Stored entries
++++++++++

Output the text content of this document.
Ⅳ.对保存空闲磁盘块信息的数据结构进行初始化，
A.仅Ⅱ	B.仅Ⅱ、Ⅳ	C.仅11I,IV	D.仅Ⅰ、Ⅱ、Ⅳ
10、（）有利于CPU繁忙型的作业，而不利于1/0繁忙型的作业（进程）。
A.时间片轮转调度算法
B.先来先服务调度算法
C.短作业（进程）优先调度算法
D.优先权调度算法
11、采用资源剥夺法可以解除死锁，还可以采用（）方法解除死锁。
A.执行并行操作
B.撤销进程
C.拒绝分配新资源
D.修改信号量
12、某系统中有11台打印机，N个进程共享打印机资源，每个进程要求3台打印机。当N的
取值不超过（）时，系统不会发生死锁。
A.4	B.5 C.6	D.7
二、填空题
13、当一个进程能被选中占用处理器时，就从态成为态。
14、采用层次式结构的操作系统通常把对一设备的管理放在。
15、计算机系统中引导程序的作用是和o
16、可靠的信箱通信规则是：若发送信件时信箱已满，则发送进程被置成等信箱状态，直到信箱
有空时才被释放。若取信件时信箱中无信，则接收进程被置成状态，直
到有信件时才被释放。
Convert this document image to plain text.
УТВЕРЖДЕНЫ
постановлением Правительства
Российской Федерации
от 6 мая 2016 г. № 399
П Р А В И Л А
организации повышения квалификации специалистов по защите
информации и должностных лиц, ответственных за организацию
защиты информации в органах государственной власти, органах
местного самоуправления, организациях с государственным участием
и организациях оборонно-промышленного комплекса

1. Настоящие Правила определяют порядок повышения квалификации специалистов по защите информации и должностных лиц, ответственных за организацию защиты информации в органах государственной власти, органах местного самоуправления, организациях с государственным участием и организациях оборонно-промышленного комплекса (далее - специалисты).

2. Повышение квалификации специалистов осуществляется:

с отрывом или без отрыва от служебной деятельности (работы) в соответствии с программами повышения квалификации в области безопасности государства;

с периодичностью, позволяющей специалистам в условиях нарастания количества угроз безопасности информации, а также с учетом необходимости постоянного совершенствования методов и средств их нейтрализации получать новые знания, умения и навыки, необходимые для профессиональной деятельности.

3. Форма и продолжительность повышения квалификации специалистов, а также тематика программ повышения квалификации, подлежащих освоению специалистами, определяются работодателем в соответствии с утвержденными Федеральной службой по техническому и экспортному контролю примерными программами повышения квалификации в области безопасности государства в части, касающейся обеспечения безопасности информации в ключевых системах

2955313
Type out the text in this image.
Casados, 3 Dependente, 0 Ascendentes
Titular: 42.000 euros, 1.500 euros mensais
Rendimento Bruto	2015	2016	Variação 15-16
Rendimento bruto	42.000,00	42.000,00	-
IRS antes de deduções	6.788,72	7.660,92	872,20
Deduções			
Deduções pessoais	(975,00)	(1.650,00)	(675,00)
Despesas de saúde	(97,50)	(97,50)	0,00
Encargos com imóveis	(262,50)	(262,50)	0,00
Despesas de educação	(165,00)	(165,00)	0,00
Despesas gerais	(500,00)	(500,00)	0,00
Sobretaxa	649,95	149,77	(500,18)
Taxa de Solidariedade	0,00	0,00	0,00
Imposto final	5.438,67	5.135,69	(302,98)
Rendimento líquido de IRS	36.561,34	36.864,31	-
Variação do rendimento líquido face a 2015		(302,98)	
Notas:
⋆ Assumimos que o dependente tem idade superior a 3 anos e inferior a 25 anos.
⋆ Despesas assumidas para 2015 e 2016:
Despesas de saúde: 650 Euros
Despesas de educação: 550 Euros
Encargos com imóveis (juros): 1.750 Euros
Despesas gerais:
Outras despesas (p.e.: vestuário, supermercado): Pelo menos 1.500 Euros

++++++++++

## EXERCISE
Repeat the data verbatim.

## RESPONSE TO THE EXERCISE
Output the text content of this document.
Ⅳ.对保存空闲磁盘块信息的数据结构进行初始化，
A.仅Ⅱ	B.仅Ⅱ、Ⅳ	C.仅11I,IV	D.仅Ⅰ、Ⅱ、Ⅳ
10、（）有利于CPU繁忙型的作业，而不利于1/0繁忙型的作业（进程）。
A.时间片轮转调度算法
B.先来先服务调度算法
C.短作业（进程）优先调度算法
D.优先权调度算法
11、采用资源剥夺法可以解除死锁，还可以采用（）方法解除死锁。
A.执行并行操作
B.撤销进程
C.拒绝分配新资源
D.修改信号量
12、某系统中有11台打印机，N个进程共享打印机资源，每个进程要求3台打印机。当N的
取值不超过（）时，系统不会发生死锁。
A.4	B.5 C.6	D.7
二、填空题
13、当一个进程能被选中占用处理器时，就从态成为态。
14、采用层次式结构的操作系统通常把对一设备的管理放在。
15、计算机系统中引导程序的作用是和o
16、可靠的信箱通信规则是：若发送信件时信箱已满，则发送进程被置成等信箱状态，直到信箱
有空时才被释放。若取信件时信箱中无信，则接收进程被置成状态，直
到有信件时才被释放。
Convert this document image to plain text.
УТВЕРЖДЕНЫ
постановлением Правительства
Российской Федерации
от 6 мая 2016 г. № 399
П Р А В И Л А
организации повышения квалификации специалистов по защите
информации и должностных лиц, ответственных за организацию
защиты информации в органах государственной власти, органах
местного самоуправления, организациях с государственным участием
и организациях оборонно-промышленного комплекса

1. Настоящие Правила определяют порядок повышения квалификации специалистов по защите информации и должностных лиц, ответственных за организацию защиты информации в органах государственной власти, органах местного самоуправления, организациях с государственным участием и организациях оборонно-промышленного комплекса (далее - специалисты).

2. Повышение квалификации специалистов осуществляется:

с отрывом или без отрыва от служебной деятельности (работы) в соответствии с программами повышения квалификации в области безопасности государства;

с периодичностью, позволяющей специалистам в условиях нарастания количества угроз безопасности информации, а также с учетом необходимости постоянного совершенствования методов и средств их нейтрализации получать новые знания, умения и навыки, необходимые для профессиональной деятельности.

3. Форма и продолжительность повышения квалификации специалистов, а также тематика программ повышения квалификации, подлежащих освоению специалистами, определяются работодателем в соответствии с утвержденными Федеральной службой по техническому и экспортному контролю примерными программами повышения квалификации в области безопасности государства в части, касающейся обеспечения безопасности информации в ключевых системах

2955313
Type out the text in this image.
Casados, 3 Dependente, 0 Ascendentes
Titular: 42.000 euros, 1.500 euros mensais
Rendimento Bruto	2015	2016	Variação 15-16
Rendimento bruto	42.000,00	42.000,00	-
IRS antes de deduções	6.788,72	7.660,92	872,20
Deduções			
Deduções pessoais	(975,00)	(1.650,00)	(675,00)
Despesas de saúde	(97,50)	(97,50)	0,00
Encargos com imóveis	(262,50)	(262,50)	0,00
Despesas de educação	(165,00)	(165,00)	0,00
Despesas gerais	(500,00)	(500,00)	0,00
Sobretaxa	649,95	149,77	(500,18)
Taxa de Solidariedade	0,00	0,00	0,00
Imposto final	5.438,67	5.135,69	(302,98)
Rendimento líquido de IRS	36.561,34	36.864,31	-
Variação do rendimento líquido face a 2015		(302,98)	
Notas:
⋆ Assumimos que o dependente tem idade superior a 3 anos e inferior a 25 anos.
⋆ Despesas assumidas para 2015 e 2016:
Despesas de saúde: 650 Euros
Despesas de educação: 550 Euros
Encargos com imóveis (juros): 1.750 Euros
Despesas gerais:
Outras despesas (p.e.: vestuário, supermercado): Pelo menos 1.500 Euros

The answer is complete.